►
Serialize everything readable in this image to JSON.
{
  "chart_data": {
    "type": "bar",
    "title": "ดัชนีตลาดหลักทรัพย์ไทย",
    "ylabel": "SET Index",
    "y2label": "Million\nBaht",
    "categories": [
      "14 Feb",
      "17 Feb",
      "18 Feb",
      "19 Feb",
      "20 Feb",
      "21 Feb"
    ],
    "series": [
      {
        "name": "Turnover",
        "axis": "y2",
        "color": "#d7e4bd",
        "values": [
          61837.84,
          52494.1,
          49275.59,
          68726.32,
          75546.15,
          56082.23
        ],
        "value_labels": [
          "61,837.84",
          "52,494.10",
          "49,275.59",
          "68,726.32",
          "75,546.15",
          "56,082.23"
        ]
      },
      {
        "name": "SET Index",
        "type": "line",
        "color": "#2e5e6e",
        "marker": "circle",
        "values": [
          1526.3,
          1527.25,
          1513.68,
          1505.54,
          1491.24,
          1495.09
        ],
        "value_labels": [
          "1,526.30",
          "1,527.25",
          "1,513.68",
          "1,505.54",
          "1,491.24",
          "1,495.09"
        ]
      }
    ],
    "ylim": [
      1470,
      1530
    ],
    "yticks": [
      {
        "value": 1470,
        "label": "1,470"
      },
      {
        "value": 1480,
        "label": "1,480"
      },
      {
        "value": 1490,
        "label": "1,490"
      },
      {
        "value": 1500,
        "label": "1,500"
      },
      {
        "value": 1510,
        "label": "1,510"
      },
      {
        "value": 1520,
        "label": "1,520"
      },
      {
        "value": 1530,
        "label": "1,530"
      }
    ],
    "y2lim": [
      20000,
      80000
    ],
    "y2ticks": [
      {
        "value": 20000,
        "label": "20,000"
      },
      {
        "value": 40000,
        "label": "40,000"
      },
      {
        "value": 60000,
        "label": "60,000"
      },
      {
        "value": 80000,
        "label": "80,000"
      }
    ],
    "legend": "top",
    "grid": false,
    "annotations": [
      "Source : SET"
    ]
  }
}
◄
▸ **The request**: Extract every entry above as it appears.

▸ **Reply to the task**:
Serialize everything readable in this image to JSON.
{
  "chart_data": {
    "type": "bar",
    "title": "ดัชนีตลาดหลักทรัพย์ไทย",
    "ylabel": "SET Index",
    "y2label": "Million\nBaht",
    "categories": [
      "14 Feb",
      "17 Feb",
      "18 Feb",
      "19 Feb",
      "20 Feb",
      "21 Feb"
    ],
    "series": [
      {
        "name": "Turnover",
        "axis": "y2",
        "color": "#d7e4bd",
        "values": [
          61837.84,
          52494.1,
          49275.59,
          68726.32,
          75546.15,
          56082.23
        ],
        "value_labels": [
          "61,837.84",
          "52,494.10",
          "49,275.59",
          "68,726.32",
          "75,546.15",
          "56,082.23"
        ]
      },
      {
        "name": "SET Index",
        "type": "line",
        "color": "#2e5e6e",
        "marker": "circle",
        "values": [
          1526.3,
          1527.25,
          1513.68,
          1505.54,
          1491.24,
          1495.09
        ],
        "value_labels": [
          "1,526.30",
          "1,527.25",
          "1,513.68",
          "1,505.54",
          "1,491.24",
          "1,495.09"
        ]
      }
    ],
    "ylim": [
      1470,
      1530
    ],
    "yticks": [
      {
        "value": 1470,
        "label": "1,470"
      },
      {
        "value": 1480,
        "label": "1,480"
      },
      {
        "value": 1490,
        "label": "1,490"
      },
      {
        "value": 1500,
        "label": "1,500"
      },
      {
        "value": 1510,
        "label": "1,510"
      },
      {
        "value": 1520,
        "label": "1,520"
      },
      {
        "value": 1530,
        "label": "1,530"
      }
    ],
    "y2lim": [
      20000,
      80000
    ],
    "y2ticks": [
      {
        "value": 20000,
        "label": "20,000"
      },
      {
        "value": 40000,
        "label": "40,000"
      },
      {
        "value": 60000,
        "label": "60,000"
      },
      {
        "value": 80000,
        "label": "80,000"
      }
    ],
    "legend": "top",
    "grid": false,
    "annotations": [
      "Source : SET"
    ]
  }
}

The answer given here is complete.